━━━ Dataset excerpts ━━━
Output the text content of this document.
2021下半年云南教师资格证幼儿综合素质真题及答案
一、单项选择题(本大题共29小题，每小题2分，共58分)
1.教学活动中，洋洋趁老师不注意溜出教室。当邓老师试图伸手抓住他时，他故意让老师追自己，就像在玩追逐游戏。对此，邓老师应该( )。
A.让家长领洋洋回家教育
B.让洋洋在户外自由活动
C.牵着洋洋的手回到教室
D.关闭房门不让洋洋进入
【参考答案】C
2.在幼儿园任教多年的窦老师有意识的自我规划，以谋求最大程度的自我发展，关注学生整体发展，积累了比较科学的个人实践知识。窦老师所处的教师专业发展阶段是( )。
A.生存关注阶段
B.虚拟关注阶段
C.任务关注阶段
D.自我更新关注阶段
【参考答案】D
━━━
━━━ Dataset excerpts ━━━
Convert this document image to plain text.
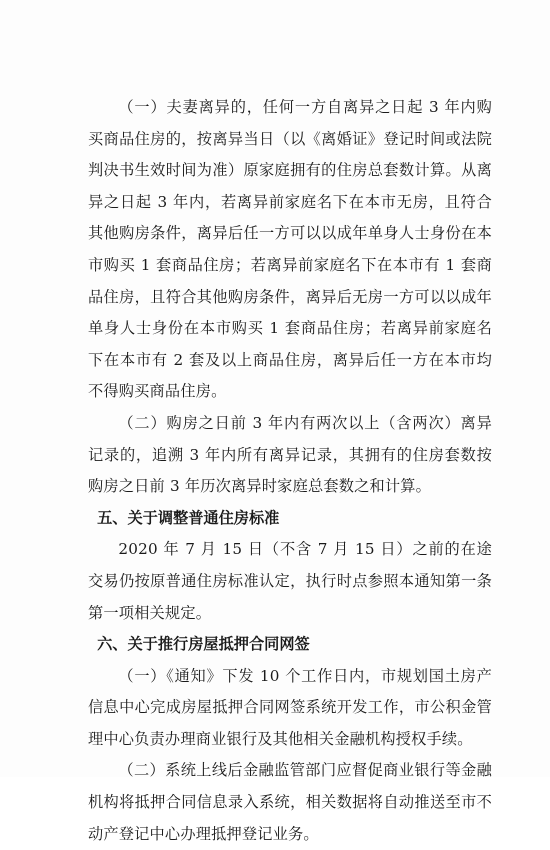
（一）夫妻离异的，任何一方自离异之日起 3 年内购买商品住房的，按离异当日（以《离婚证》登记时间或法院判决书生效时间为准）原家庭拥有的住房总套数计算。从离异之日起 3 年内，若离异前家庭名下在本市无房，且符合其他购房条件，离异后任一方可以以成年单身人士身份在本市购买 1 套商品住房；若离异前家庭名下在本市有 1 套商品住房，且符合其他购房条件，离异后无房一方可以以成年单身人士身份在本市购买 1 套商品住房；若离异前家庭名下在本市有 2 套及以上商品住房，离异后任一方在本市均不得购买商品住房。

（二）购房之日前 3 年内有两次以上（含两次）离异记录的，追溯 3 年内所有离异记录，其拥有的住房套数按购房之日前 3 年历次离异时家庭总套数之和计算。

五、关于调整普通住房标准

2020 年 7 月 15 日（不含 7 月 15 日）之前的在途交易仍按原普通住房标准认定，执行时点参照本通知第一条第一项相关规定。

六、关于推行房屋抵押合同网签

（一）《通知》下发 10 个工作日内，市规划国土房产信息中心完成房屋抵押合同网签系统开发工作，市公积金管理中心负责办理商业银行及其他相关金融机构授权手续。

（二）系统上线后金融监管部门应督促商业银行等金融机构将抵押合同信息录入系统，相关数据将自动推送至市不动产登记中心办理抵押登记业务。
━━━
• What is required
Search the data above for lines holding "text" and copy each of them.

• Solution to the exercise
Output the text content of this document.
Convert this document image to plain text.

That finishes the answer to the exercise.